→ **WHAT TO PRODUCE**
Work out the number of lines with "JSON" in them. Reply with that number and no other words.

→ **EXERCISE MATERIALS**
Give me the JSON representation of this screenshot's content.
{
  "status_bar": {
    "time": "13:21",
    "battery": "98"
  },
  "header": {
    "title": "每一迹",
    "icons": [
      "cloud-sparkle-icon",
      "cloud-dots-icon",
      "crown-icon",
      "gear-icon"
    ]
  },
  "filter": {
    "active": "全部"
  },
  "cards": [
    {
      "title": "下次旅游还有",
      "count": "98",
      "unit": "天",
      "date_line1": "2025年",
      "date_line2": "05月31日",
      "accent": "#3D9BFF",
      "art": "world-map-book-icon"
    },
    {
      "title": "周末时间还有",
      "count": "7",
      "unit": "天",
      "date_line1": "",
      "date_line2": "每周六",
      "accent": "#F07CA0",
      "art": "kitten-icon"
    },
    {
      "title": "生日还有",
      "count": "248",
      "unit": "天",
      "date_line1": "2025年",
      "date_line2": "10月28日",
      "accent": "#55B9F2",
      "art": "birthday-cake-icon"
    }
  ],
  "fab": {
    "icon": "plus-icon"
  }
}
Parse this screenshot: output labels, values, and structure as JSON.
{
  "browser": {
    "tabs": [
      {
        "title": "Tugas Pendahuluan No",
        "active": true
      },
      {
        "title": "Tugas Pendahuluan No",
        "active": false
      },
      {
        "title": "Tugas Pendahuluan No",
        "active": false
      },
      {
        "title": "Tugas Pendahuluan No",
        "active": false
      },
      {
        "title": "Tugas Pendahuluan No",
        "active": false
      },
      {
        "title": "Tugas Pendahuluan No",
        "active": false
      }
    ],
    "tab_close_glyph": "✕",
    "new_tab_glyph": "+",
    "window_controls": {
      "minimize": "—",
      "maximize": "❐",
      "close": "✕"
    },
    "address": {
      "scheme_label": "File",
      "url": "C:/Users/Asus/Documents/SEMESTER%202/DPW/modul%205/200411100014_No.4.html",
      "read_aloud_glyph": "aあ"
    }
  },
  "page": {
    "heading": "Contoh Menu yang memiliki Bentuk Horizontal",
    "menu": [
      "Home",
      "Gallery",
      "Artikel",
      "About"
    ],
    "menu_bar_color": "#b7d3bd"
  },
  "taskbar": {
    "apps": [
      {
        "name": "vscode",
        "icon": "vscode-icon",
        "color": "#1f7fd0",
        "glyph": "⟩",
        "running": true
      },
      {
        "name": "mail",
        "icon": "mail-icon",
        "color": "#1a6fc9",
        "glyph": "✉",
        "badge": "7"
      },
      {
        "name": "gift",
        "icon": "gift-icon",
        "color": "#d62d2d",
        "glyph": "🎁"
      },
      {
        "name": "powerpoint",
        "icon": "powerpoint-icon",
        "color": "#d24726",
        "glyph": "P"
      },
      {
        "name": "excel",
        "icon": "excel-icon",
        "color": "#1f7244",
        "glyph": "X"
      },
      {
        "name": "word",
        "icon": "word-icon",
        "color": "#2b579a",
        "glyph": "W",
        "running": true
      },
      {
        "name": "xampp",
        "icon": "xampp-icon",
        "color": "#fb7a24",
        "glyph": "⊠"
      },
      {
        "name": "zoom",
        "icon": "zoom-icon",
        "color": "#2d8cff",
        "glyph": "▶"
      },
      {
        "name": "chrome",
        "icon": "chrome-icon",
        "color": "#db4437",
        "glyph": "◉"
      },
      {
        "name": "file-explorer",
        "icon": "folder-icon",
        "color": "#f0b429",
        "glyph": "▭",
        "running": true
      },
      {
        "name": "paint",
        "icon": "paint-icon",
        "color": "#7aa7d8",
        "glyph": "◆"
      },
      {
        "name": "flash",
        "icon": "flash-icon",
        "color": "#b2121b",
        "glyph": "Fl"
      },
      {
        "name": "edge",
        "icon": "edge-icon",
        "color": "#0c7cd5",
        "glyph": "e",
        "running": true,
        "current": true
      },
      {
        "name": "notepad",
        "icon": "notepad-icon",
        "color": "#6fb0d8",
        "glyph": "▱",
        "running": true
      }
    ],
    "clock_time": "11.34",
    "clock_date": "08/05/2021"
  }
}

→ **FINAL RESULT**
2